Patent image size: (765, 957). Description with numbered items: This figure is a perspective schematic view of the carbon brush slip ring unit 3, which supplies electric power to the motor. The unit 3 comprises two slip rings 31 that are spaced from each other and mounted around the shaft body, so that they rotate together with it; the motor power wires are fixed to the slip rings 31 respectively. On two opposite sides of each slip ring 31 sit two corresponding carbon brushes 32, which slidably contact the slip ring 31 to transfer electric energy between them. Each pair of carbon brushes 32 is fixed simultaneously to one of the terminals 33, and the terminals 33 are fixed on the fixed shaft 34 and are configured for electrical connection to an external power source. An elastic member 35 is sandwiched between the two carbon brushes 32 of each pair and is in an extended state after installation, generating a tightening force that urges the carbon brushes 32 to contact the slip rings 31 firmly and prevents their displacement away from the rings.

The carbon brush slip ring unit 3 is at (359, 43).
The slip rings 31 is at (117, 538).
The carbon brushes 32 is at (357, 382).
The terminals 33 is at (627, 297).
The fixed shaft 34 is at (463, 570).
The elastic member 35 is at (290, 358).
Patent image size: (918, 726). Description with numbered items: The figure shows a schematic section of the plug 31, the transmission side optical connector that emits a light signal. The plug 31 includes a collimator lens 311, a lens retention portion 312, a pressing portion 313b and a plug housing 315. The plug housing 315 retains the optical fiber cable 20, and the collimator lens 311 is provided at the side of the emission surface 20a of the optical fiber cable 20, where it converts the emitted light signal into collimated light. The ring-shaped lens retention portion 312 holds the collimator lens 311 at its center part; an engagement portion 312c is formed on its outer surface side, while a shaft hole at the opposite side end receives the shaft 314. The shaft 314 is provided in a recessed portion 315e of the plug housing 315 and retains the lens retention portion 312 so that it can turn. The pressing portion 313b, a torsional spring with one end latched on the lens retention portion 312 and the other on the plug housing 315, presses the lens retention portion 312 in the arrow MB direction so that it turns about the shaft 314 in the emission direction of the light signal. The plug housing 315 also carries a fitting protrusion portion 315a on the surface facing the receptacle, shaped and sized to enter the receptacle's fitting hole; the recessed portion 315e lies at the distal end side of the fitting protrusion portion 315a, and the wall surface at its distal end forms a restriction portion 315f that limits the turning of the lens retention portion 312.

********

◆ Exercise directions ◆
Copy the records word for word, from the start through the line that contains "The elastic member 35 is at (290, 358).", including that line.

◆ Output for this task ◆
Patent image size: (765, 957). Description with numbered items: This figure is a perspective schematic view of the carbon brush slip ring unit 3, which supplies electric power to the motor. The unit 3 comprises two slip rings 31 that are spaced from each other and mounted around the shaft body, so that they rotate together with it; the motor power wires are fixed to the slip rings 31 respectively. On two opposite sides of each slip ring 31 sit two corresponding carbon brushes 32, which slidably contact the slip ring 31 to transfer electric energy between them. Each pair of carbon brushes 32 is fixed simultaneously to one of the terminals 33, and the terminals 33 are fixed on the fixed shaft 34 and are configured for electrical connection to an external power source. An elastic member 35 is sandwiched between the two carbon brushes 32 of each pair and is in an extended state after installation, generating a tightening force that urges the carbon brushes 32 to contact the slip rings 31 firmly and prevents their displacement away from the rings.

The carbon brush slip ring unit 3 is at (359, 43).
The slip rings 31 is at (117, 538).
The carbon brushes 32 is at (357, 382).
The terminals 33 is at (627, 297).
The fixed shaft 34 is at (463, 570).
The elastic member 35 is at (290, 358).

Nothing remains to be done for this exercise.